(EXERCISE PROMPT): Every entry needs to be printed exactly, please.
----- RECORD EXTRACTS
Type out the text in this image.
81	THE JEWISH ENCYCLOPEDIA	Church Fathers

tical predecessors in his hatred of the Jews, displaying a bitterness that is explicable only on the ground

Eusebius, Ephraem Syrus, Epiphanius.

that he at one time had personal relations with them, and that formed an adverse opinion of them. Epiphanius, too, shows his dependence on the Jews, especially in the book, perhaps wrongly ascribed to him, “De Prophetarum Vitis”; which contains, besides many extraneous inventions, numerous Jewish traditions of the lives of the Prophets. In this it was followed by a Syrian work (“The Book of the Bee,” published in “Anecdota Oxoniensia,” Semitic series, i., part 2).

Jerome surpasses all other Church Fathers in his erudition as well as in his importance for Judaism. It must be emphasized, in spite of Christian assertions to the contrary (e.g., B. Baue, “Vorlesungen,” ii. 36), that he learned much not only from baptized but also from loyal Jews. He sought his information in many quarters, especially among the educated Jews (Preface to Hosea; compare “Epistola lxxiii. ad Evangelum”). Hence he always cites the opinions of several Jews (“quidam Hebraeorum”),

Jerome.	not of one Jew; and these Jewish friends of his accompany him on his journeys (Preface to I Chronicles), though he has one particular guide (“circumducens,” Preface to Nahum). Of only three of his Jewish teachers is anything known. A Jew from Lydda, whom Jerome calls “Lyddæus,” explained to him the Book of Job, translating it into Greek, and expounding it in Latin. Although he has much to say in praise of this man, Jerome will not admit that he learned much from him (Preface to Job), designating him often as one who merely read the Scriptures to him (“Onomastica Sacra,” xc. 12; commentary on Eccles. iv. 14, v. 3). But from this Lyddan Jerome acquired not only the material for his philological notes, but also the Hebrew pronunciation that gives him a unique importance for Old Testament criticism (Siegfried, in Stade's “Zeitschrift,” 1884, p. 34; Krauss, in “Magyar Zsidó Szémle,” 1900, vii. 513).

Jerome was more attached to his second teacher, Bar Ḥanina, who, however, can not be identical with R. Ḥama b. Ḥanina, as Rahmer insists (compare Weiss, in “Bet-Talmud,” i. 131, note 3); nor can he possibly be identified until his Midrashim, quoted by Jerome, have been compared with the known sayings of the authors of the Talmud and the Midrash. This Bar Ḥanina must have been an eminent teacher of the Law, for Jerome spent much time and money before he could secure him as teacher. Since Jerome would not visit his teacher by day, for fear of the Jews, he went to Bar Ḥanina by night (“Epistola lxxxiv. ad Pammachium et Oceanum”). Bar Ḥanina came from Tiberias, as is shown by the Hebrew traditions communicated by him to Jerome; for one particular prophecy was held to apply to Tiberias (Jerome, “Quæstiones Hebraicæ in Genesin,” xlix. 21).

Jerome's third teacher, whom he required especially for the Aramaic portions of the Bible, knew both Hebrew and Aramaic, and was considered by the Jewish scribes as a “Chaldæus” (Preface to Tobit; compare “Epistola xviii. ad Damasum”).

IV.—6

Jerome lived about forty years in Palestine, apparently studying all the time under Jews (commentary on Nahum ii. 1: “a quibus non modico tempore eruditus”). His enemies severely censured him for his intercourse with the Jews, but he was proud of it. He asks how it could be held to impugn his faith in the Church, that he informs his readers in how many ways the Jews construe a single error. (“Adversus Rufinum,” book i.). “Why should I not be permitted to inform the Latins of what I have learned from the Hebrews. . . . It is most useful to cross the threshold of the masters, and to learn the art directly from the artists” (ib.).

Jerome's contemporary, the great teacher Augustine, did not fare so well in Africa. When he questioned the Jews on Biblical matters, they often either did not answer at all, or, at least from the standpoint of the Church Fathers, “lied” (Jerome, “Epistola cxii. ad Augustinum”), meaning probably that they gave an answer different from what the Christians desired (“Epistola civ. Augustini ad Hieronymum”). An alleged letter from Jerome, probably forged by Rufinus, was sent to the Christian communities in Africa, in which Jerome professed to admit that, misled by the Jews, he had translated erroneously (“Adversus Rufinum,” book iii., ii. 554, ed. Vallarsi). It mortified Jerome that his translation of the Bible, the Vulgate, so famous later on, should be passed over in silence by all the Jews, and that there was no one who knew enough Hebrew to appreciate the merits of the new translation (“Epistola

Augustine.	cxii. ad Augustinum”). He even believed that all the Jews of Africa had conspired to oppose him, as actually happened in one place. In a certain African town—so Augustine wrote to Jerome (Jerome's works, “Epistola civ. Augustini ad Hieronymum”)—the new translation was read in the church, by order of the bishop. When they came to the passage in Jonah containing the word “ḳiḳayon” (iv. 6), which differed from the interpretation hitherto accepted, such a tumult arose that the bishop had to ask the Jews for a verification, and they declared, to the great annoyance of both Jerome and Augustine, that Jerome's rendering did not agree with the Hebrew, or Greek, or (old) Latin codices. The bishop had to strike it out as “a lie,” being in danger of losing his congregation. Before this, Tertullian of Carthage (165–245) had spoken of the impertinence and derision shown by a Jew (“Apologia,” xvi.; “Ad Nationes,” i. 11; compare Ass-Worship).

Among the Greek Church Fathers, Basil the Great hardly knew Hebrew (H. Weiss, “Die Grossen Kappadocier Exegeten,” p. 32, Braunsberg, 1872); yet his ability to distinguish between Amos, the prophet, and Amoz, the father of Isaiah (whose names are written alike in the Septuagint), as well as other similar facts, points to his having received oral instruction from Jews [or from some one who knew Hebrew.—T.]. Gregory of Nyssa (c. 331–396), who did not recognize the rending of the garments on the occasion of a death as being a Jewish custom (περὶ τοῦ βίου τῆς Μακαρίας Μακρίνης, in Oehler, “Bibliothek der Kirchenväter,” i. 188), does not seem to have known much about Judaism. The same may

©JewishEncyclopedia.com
----------
(SOLVED PROBLEM):
Type out the text in this image.
81	THE JEWISH ENCYCLOPEDIA	Church Fathers

tical predecessors in his hatred of the Jews, displaying a bitterness that is explicable only on the ground

Eusebius, Ephraem Syrus, Epiphanius.

that he at one time had personal relations with them, and that formed an adverse opinion of them. Epiphanius, too, shows his dependence on the Jews, especially in the book, perhaps wrongly ascribed to him, “De Prophetarum Vitis”; which contains, besides many extraneous inventions, numerous Jewish traditions of the lives of the Prophets. In this it was followed by a Syrian work (“The Book of the Bee,” published in “Anecdota Oxoniensia,” Semitic series, i., part 2).

Jerome surpasses all other Church Fathers in his erudition as well as in his importance for Judaism. It must be emphasized, in spite of Christian assertions to the contrary (e.g., B. Baue, “Vorlesungen,” ii. 36), that he learned much not only from baptized but also from loyal Jews. He sought his information in many quarters, especially among the educated Jews (Preface to Hosea; compare “Epistola lxxiii. ad Evangelum”). Hence he always cites the opinions of several Jews (“quidam Hebraeorum”),

Jerome.	not of one Jew; and these Jewish friends of his accompany him on his journeys (Preface to I Chronicles), though he has one particular guide (“circumducens,” Preface to Nahum). Of only three of his Jewish teachers is anything known. A Jew from Lydda, whom Jerome calls “Lyddæus,” explained to him the Book of Job, translating it into Greek, and expounding it in Latin. Although he has much to say in praise of this man, Jerome will not admit that he learned much from him (Preface to Job), designating him often as one who merely read the Scriptures to him (“Onomastica Sacra,” xc. 12; commentary on Eccles. iv. 14, v. 3). But from this Lyddan Jerome acquired not only the material for his philological notes, but also the Hebrew pronunciation that gives him a unique importance for Old Testament criticism (Siegfried, in Stade's “Zeitschrift,” 1884, p. 34; Krauss, in “Magyar Zsidó Szémle,” 1900, vii. 513).

Jerome was more attached to his second teacher, Bar Ḥanina, who, however, can not be identical with R. Ḥama b. Ḥanina, as Rahmer insists (compare Weiss, in “Bet-Talmud,” i. 131, note 3); nor can he possibly be identified until his Midrashim, quoted by Jerome, have been compared with the known sayings of the authors of the Talmud and the Midrash. This Bar Ḥanina must have been an eminent teacher of the Law, for Jerome spent much time and money before he could secure him as teacher. Since Jerome would not visit his teacher by day, for fear of the Jews, he went to Bar Ḥanina by night (“Epistola lxxxiv. ad Pammachium et Oceanum”). Bar Ḥanina came from Tiberias, as is shown by the Hebrew traditions communicated by him to Jerome; for one particular prophecy was held to apply to Tiberias (Jerome, “Quæstiones Hebraicæ in Genesin,” xlix. 21).

Jerome's third teacher, whom he required especially for the Aramaic portions of the Bible, knew both Hebrew and Aramaic, and was considered by the Jewish scribes as a “Chaldæus” (Preface to Tobit; compare “Epistola xviii. ad Damasum”).

IV.—6

Jerome lived about forty years in Palestine, apparently studying all the time under Jews (commentary on Nahum ii. 1: “a quibus non modico tempore eruditus”). His enemies severely censured him for his intercourse with the Jews, but he was proud of it. He asks how it could be held to impugn his faith in the Church, that he informs his readers in how many ways the Jews construe a single error. (“Adversus Rufinum,” book i.). “Why should I not be permitted to inform the Latins of what I have learned from the Hebrews. . . . It is most useful to cross the threshold of the masters, and to learn the art directly from the artists” (ib.).

Jerome's contemporary, the great teacher Augustine, did not fare so well in Africa. When he questioned the Jews on Biblical matters, they often either did not answer at all, or, at least from the standpoint of the Church Fathers, “lied” (Jerome, “Epistola cxii. ad Augustinum”), meaning probably that they gave an answer different from what the Christians desired (“Epistola civ. Augustini ad Hieronymum”). An alleged letter from Jerome, probably forged by Rufinus, was sent to the Christian communities in Africa, in which Jerome professed to admit that, misled by the Jews, he had translated erroneously (“Adversus Rufinum,” book iii., ii. 554, ed. Vallarsi). It mortified Jerome that his translation of the Bible, the Vulgate, so famous later on, should be passed over in silence by all the Jews, and that there was no one who knew enough Hebrew to appreciate the merits of the new translation (“Epistola

Augustine.	cxii. ad Augustinum”). He even believed that all the Jews of Africa had conspired to oppose him, as actually happened in one place. In a certain African town—so Augustine wrote to Jerome (Jerome's works, “Epistola civ. Augustini ad Hieronymum”)—the new translation was read in the church, by order of the bishop. When they came to the passage in Jonah containing the word “ḳiḳayon” (iv. 6), which differed from the interpretation hitherto accepted, such a tumult arose that the bishop had to ask the Jews for a verification, and they declared, to the great annoyance of both Jerome and Augustine, that Jerome's rendering did not agree with the Hebrew, or Greek, or (old) Latin codices. The bishop had to strike it out as “a lie,” being in danger of losing his congregation. Before this, Tertullian of Carthage (165–245) had spoken of the impertinence and derision shown by a Jew (“Apologia,” xvi.; “Ad Nationes,” i. 11; compare Ass-Worship).

Among the Greek Church Fathers, Basil the Great hardly knew Hebrew (H. Weiss, “Die Grossen Kappadocier Exegeten,” p. 32, Braunsberg, 1872); yet his ability to distinguish between Amos, the prophet, and Amoz, the father of Isaiah (whose names are written alike in the Septuagint), as well as other similar facts, points to his having received oral instruction from Jews [or from some one who knew Hebrew.—T.]. Gregory of Nyssa (c. 331–396), who did not recognize the rending of the garments on the occasion of a death as being a Jewish custom (περὶ τοῦ βίου τῆς Μακαρίας Μακρίνης, in Oehler, “Bibliothek der Kirchenväter,” i. 188), does not seem to have known much about Judaism. The same may

©JewishEncyclopedia.com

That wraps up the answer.